**Raw data**
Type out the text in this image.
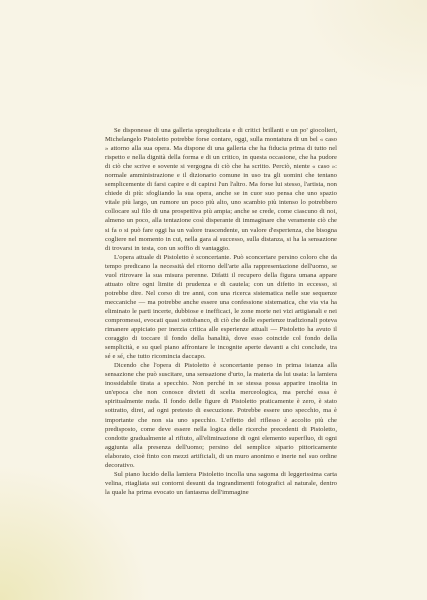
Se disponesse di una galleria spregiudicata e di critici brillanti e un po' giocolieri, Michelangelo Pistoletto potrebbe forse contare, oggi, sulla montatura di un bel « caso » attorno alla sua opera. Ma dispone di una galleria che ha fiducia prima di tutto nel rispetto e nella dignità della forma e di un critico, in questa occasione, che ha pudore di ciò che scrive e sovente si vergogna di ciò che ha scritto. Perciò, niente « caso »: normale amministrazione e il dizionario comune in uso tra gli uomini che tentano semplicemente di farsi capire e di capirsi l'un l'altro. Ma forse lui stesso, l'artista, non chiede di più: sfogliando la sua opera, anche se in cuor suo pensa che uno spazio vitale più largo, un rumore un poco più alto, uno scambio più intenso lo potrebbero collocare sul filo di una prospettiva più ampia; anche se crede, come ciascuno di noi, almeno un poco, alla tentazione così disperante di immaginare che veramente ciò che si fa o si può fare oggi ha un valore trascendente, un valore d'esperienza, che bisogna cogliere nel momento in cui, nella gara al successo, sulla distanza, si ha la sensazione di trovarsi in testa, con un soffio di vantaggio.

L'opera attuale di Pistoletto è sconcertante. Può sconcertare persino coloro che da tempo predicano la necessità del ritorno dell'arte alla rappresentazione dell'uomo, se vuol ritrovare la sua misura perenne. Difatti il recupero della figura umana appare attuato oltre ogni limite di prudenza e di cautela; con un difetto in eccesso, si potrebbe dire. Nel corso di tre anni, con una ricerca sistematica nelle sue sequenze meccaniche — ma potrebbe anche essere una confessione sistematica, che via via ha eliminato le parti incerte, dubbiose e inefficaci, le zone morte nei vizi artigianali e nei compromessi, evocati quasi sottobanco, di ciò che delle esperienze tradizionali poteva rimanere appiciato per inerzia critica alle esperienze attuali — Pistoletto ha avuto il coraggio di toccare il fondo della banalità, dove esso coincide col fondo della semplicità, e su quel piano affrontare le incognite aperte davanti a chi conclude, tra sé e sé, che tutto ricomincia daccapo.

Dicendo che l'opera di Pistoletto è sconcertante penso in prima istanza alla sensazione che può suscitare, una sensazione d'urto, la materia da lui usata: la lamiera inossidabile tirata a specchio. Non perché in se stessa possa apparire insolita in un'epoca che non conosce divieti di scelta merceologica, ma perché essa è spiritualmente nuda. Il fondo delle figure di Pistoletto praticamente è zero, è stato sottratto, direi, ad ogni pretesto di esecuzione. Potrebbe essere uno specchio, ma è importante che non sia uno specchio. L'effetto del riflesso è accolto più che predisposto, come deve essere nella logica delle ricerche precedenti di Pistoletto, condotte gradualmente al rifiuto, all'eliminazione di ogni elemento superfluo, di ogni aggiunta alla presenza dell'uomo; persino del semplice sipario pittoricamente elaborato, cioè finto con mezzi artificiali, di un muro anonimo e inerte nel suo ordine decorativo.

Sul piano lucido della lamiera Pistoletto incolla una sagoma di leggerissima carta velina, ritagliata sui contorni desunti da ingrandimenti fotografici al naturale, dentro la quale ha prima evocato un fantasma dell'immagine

--

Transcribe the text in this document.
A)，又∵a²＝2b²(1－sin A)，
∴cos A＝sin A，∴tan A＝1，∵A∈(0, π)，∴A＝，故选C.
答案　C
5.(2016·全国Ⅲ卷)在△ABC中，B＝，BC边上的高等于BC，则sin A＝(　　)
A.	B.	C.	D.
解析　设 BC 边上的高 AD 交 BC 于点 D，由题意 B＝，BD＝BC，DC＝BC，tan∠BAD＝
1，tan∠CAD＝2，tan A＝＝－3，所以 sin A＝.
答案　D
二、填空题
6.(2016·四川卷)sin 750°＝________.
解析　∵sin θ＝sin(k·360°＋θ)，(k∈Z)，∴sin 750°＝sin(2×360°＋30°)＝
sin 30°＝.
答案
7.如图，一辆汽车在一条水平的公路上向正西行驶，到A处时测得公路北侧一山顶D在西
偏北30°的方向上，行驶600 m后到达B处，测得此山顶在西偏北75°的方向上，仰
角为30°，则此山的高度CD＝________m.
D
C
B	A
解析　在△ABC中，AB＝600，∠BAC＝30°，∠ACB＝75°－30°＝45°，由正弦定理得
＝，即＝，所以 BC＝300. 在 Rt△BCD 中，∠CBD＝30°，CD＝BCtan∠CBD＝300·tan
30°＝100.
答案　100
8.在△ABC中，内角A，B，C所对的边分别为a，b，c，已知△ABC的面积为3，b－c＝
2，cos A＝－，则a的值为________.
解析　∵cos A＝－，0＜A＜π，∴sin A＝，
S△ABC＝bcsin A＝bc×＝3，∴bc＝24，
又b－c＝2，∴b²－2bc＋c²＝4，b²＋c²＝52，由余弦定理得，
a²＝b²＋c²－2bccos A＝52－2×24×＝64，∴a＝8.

--

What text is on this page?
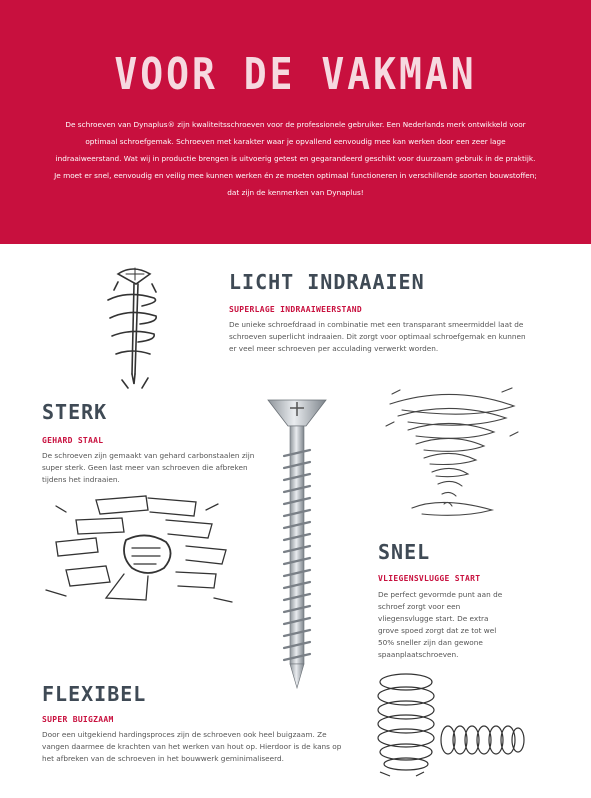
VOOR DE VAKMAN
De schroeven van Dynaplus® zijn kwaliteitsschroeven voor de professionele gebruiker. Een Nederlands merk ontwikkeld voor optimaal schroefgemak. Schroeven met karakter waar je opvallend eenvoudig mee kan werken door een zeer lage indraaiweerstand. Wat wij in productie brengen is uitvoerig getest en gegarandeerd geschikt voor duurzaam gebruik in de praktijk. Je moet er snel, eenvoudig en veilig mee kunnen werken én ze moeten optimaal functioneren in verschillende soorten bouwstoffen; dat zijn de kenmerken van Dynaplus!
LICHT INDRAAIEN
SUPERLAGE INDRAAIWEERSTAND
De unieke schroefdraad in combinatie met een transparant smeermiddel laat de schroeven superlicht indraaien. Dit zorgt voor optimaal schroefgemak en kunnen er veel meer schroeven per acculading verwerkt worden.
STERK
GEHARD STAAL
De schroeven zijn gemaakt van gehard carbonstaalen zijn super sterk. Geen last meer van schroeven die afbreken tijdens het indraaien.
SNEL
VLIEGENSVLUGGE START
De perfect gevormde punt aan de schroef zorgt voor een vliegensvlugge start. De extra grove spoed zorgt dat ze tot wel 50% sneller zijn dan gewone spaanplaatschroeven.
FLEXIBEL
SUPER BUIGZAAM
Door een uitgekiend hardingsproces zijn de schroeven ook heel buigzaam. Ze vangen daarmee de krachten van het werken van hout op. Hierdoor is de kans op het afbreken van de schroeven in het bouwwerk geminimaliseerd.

**Job**
From the records given above, copy all lines containing "meer".

**Result of the task**
De unieke schroefdraad in combinatie met een transparant smeermiddel laat de schroeven superlicht indraaien. Dit zorgt voor optimaal schroefgemak en kunnen er veel meer schroeven per acculading verwerkt worden.
De schroeven zijn gemaakt van gehard carbonstaalen zijn super sterk. Geen last meer van schroeven die afbreken tijdens het indraaien.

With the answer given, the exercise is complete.